**Provided material**
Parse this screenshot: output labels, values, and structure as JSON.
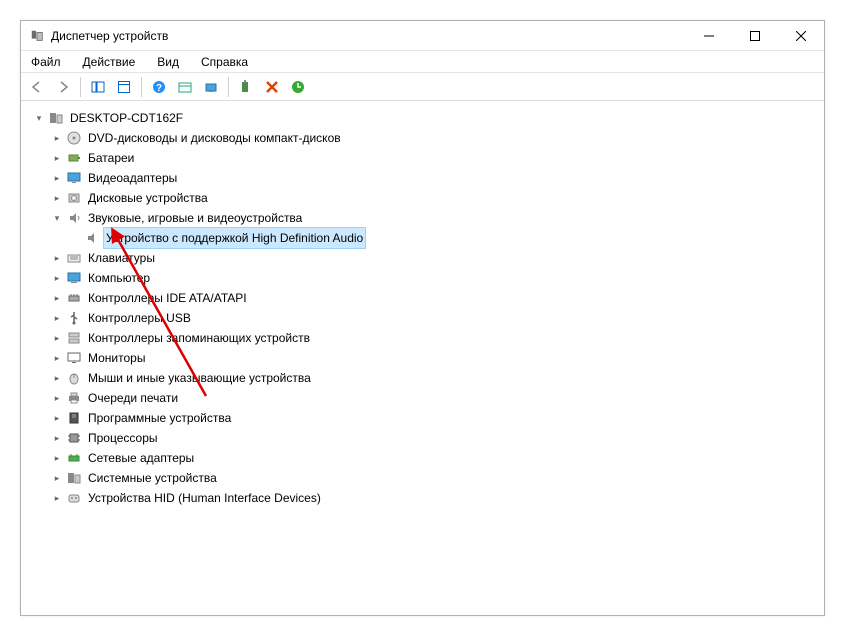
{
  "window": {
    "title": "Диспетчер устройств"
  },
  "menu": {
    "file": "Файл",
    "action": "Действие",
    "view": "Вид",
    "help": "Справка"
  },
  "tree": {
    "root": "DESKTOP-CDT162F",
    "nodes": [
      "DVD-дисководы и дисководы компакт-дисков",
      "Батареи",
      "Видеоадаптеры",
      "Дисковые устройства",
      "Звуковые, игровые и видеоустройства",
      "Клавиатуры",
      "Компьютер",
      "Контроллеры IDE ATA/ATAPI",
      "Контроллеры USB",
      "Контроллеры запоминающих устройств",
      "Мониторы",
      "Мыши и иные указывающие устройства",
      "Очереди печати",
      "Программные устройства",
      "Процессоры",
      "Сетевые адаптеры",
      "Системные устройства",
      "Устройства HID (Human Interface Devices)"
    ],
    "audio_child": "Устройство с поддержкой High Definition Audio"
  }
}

**Requirements**
The listing above must be printed again exactly, minus its pictures.

**Task response**
Parse this screenshot: output labels, values, and structure as JSON.
{
  "window": {
    "title": "Диспетчер устройств"
  },
  "menu": {
    "file": "Файл",
    "action": "Действие",
    "view": "Вид",
    "help": "Справка"
  },
  "tree": {
    "root": "DESKTOP-CDT162F",
    "nodes": [
      "DVD-дисководы и дисководы компакт-дисков",
      "Батареи",
      "Видеоадаптеры",
      "Дисковые устройства",
      "Звуковые, игровые и видеоустройства",
      "Клавиатуры",
      "Компьютер",
      "Контроллеры IDE ATA/ATAPI",
      "Контроллеры USB",
      "Контроллеры запоминающих устройств",
      "Мониторы",
      "Мыши и иные указывающие устройства",
      "Очереди печати",
      "Программные устройства",
      "Процессоры",
      "Сетевые адаптеры",
      "Системные устройства",
      "Устройства HID (Human Interface Devices)"
    ],
    "audio_child": "Устройство с поддержкой High Definition Audio"
  }
}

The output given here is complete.